### Task statement
Repeat each line of the material exactly.

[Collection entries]
********************

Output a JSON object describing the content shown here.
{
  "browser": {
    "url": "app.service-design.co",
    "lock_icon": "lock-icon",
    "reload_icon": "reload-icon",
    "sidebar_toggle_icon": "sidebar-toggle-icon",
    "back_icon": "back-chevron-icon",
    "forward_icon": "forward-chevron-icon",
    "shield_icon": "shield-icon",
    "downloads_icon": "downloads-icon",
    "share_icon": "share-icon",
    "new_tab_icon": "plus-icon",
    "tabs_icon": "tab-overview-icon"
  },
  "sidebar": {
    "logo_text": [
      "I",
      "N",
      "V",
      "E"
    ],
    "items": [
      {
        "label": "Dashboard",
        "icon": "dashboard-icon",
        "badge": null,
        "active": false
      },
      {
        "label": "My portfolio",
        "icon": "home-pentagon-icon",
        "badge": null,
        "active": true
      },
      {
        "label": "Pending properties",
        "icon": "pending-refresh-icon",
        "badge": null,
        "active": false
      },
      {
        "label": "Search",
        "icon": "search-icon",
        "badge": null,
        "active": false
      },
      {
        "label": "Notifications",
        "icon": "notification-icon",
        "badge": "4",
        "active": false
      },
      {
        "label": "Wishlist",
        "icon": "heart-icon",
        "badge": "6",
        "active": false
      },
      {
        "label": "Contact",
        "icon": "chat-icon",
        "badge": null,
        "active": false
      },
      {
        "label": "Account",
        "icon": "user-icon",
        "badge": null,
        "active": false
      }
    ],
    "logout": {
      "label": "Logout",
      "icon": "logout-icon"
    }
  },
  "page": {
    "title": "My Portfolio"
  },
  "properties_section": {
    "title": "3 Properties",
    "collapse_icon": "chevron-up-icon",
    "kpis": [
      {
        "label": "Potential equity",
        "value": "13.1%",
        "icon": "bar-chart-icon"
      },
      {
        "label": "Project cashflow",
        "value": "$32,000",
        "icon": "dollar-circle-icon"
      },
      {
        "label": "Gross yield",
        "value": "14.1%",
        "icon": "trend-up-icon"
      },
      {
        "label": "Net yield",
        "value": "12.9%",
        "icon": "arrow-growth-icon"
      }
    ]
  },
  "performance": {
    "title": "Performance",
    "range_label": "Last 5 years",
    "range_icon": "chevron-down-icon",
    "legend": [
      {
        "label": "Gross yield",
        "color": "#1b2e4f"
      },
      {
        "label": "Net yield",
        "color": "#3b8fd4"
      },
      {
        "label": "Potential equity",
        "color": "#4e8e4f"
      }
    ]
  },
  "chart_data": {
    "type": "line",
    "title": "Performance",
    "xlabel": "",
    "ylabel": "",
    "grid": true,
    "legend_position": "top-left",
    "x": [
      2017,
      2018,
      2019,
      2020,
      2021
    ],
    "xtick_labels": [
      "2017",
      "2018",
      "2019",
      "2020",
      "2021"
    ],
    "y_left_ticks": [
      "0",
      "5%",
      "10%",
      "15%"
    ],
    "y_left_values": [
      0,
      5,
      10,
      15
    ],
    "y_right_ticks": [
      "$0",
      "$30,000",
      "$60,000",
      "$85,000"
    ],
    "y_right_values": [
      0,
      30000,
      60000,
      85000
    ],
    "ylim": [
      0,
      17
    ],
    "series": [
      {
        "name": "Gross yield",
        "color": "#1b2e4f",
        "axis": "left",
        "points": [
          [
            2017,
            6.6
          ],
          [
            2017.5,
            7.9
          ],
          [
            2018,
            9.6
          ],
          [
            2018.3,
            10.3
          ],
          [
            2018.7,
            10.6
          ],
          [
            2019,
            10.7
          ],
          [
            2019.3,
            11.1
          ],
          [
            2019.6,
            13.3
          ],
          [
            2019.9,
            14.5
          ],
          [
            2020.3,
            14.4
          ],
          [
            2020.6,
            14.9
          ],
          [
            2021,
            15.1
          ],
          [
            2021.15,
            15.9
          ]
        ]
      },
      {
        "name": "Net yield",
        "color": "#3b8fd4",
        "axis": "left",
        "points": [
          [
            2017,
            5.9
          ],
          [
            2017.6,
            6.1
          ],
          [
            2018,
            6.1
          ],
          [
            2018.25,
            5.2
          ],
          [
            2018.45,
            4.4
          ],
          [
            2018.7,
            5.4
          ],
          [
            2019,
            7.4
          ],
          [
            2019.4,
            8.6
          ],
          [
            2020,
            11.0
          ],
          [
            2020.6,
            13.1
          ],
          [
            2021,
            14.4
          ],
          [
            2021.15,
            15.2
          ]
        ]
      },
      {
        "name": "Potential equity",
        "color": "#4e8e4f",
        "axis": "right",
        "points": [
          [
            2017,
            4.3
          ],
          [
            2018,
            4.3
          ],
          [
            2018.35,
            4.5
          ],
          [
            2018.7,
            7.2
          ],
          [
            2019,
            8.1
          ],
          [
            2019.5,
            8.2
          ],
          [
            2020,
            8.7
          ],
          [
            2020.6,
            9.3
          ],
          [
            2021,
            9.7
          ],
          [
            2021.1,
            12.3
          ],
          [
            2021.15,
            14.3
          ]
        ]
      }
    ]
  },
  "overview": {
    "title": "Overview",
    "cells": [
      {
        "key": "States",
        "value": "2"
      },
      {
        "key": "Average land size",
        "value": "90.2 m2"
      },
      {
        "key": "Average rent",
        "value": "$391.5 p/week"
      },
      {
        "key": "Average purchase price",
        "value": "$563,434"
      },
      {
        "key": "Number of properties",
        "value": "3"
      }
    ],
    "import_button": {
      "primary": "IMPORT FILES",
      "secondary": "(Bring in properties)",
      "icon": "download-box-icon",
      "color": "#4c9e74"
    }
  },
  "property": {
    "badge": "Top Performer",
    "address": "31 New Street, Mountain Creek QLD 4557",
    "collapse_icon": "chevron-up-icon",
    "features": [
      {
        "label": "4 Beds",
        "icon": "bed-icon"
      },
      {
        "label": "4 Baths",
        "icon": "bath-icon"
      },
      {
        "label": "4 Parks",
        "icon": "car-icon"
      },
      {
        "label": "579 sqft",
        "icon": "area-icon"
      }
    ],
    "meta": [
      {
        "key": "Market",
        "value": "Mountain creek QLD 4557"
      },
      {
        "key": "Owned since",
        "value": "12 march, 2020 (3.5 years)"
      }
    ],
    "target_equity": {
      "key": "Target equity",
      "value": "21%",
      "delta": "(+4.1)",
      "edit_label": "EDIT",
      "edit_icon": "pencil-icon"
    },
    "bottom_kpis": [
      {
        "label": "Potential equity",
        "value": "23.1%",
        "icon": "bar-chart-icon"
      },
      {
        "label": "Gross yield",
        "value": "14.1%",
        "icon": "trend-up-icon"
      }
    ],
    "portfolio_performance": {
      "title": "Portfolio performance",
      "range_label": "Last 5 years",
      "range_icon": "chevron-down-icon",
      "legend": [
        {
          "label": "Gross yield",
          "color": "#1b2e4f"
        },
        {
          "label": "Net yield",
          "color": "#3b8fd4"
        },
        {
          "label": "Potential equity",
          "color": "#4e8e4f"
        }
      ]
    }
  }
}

********************

### Right answer
Output a JSON object describing the content shown here.
{
  "browser": {
    "url": "app.service-design.co",
    "lock_icon": "lock-icon",
    "reload_icon": "reload-icon",
    "sidebar_toggle_icon": "sidebar-toggle-icon",
    "back_icon": "back-chevron-icon",
    "forward_icon": "forward-chevron-icon",
    "shield_icon": "shield-icon",
    "downloads_icon": "downloads-icon",
    "share_icon": "share-icon",
    "new_tab_icon": "plus-icon",
    "tabs_icon": "tab-overview-icon"
  },
  "sidebar": {
    "logo_text": [
      "I",
      "N",
      "V",
      "E"
    ],
    "items": [
      {
        "label": "Dashboard",
        "icon": "dashboard-icon",
        "badge": null,
        "active": false
      },
      {
        "label": "My portfolio",
        "icon": "home-pentagon-icon",
        "badge": null,
        "active": true
      },
      {
        "label": "Pending properties",
        "icon": "pending-refresh-icon",
        "badge": null,
        "active": false
      },
      {
        "label": "Search",
        "icon": "search-icon",
        "badge": null,
        "active": false
      },
      {
        "label": "Notifications",
        "icon": "notification-icon",
        "badge": "4",
        "active": false
      },
      {
        "label": "Wishlist",
        "icon": "heart-icon",
        "badge": "6",
        "active": false
      },
      {
        "label": "Contact",
        "icon": "chat-icon",
        "badge": null,
        "active": false
      },
      {
        "label": "Account",
        "icon": "user-icon",
        "badge": null,
        "active": false
      }
    ],
    "logout": {
      "label": "Logout",
      "icon": "logout-icon"
    }
  },
  "page": {
    "title": "My Portfolio"
  },
  "properties_section": {
    "title": "3 Properties",
    "collapse_icon": "chevron-up-icon",
    "kpis": [
      {
        "label": "Potential equity",
        "value": "13.1%",
        "icon": "bar-chart-icon"
      },
      {
        "label": "Project cashflow",
        "value": "$32,000",
        "icon": "dollar-circle-icon"
      },
      {
        "label": "Gross yield",
        "value": "14.1%",
        "icon": "trend-up-icon"
      },
      {
        "label": "Net yield",
        "value": "12.9%",
        "icon": "arrow-growth-icon"
      }
    ]
  },
  "performance": {
    "title": "Performance",
    "range_label": "Last 5 years",
    "range_icon": "chevron-down-icon",
    "legend": [
      {
        "label": "Gross yield",
        "color": "#1b2e4f"
      },
      {
        "label": "Net yield",
        "color": "#3b8fd4"
      },
      {
        "label": "Potential equity",
        "color": "#4e8e4f"
      }
    ]
  },
  "chart_data": {
    "type": "line",
    "title": "Performance",
    "xlabel": "",
    "ylabel": "",
    "grid": true,
    "legend_position": "top-left",
    "x": [
      2017,
      2018,
      2019,
      2020,
      2021
    ],
    "xtick_labels": [
      "2017",
      "2018",
      "2019",
      "2020",
      "2021"
    ],
    "y_left_ticks": [
      "0",
      "5%",
      "10%",
      "15%"
    ],
    "y_left_values": [
      0,
      5,
      10,
      15
    ],
    "y_right_ticks": [
      "$0",
      "$30,000",
      "$60,000",
      "$85,000"
    ],
    "y_right_values": [
      0,
      30000,
      60000,
      85000
    ],
    "ylim": [
      0,
      17
    ],
    "series": [
      {
        "name": "Gross yield",
        "color": "#1b2e4f",
        "axis": "left",
        "points": [
          [
            2017,
            6.6
          ],
          [
            2017.5,
            7.9
          ],
          [
            2018,
            9.6
          ],
          [
            2018.3,
            10.3
          ],
          [
            2018.7,
            10.6
          ],
          [
            2019,
            10.7
          ],
          [
            2019.3,
            11.1
          ],
          [
            2019.6,
            13.3
          ],
          [
            2019.9,
            14.5
          ],
          [
            2020.3,
            14.4
          ],
          [
            2020.6,
            14.9
          ],
          [
            2021,
            15.1
          ],
          [
            2021.15,
            15.9
          ]
        ]
      },
      {
        "name": "Net yield",
        "color": "#3b8fd4",
        "axis": "left",
        "points": [
          [
            2017,
            5.9
          ],
          [
            2017.6,
            6.1
          ],
          [
            2018,
            6.1
          ],
          [
            2018.25,
            5.2
          ],
          [
            2018.45,
            4.4
          ],
          [
            2018.7,
            5.4
          ],
          [
            2019,
            7.4
          ],
          [
            2019.4,
            8.6
          ],
          [
            2020,
            11.0
          ],
          [
            2020.6,
            13.1
          ],
          [
            2021,
            14.4
          ],
          [
            2021.15,
            15.2
          ]
        ]
      },
      {
        "name": "Potential equity",
        "color": "#4e8e4f",
        "axis": "right",
        "points": [
          [
            2017,
            4.3
          ],
          [
            2018,
            4.3
          ],
          [
            2018.35,
            4.5
          ],
          [
            2018.7,
            7.2
          ],
          [
            2019,
            8.1
          ],
          [
            2019.5,
            8.2
          ],
          [
            2020,
            8.7
          ],
          [
            2020.6,
            9.3
          ],
          [
            2021,
            9.7
          ],
          [
            2021.1,
            12.3
          ],
          [
            2021.15,
            14.3
          ]
        ]
      }
    ]
  },
  "overview": {
    "title": "Overview",
    "cells": [
      {
        "key": "States",
        "value": "2"
      },
      {
        "key": "Average land size",
        "value": "90.2 m2"
      },
      {
        "key": "Average rent",
        "value": "$391.5 p/week"
      },
      {
        "key": "Average purchase price",
        "value": "$563,434"
      },
      {
        "key": "Number of properties",
        "value": "3"
      }
    ],
    "import_button": {
      "primary": "IMPORT FILES",
      "secondary": "(Bring in properties)",
      "icon": "download-box-icon",
      "color": "#4c9e74"
    }
  },
  "property": {
    "badge": "Top Performer",
    "address": "31 New Street, Mountain Creek QLD 4557",
    "collapse_icon": "chevron-up-icon",
    "features": [
      {
        "label": "4 Beds",
        "icon": "bed-icon"
      },
      {
        "label": "4 Baths",
        "icon": "bath-icon"
      },
      {
        "label": "4 Parks",
        "icon": "car-icon"
      },
      {
        "label": "579 sqft",
        "icon": "area-icon"
      }
    ],
    "meta": [
      {
        "key": "Market",
        "value": "Mountain creek QLD 4557"
      },
      {
        "key": "Owned since",
        "value": "12 march, 2020 (3.5 years)"
      }
    ],
    "target_equity": {
      "key": "Target equity",
      "value": "21%",
      "delta": "(+4.1)",
      "edit_label": "EDIT",
      "edit_icon": "pencil-icon"
    },
    "bottom_kpis": [
      {
        "label": "Potential equity",
        "value": "23.1%",
        "icon": "bar-chart-icon"
      },
      {
        "label": "Gross yield",
        "value": "14.1%",
        "icon": "trend-up-icon"
      }
    ],
    "portfolio_performance": {
      "title": "Portfolio performance",
      "range_label": "Last 5 years",
      "range_icon": "chevron-down-icon",
      "legend": [
        {
          "label": "Gross yield",
          "color": "#1b2e4f"
        },
        {
          "label": "Net yield",
          "color": "#3b8fd4"
        },
        {
          "label": "Potential equity",
          "color": "#4e8e4f"
        }
      ]
    }
  }
}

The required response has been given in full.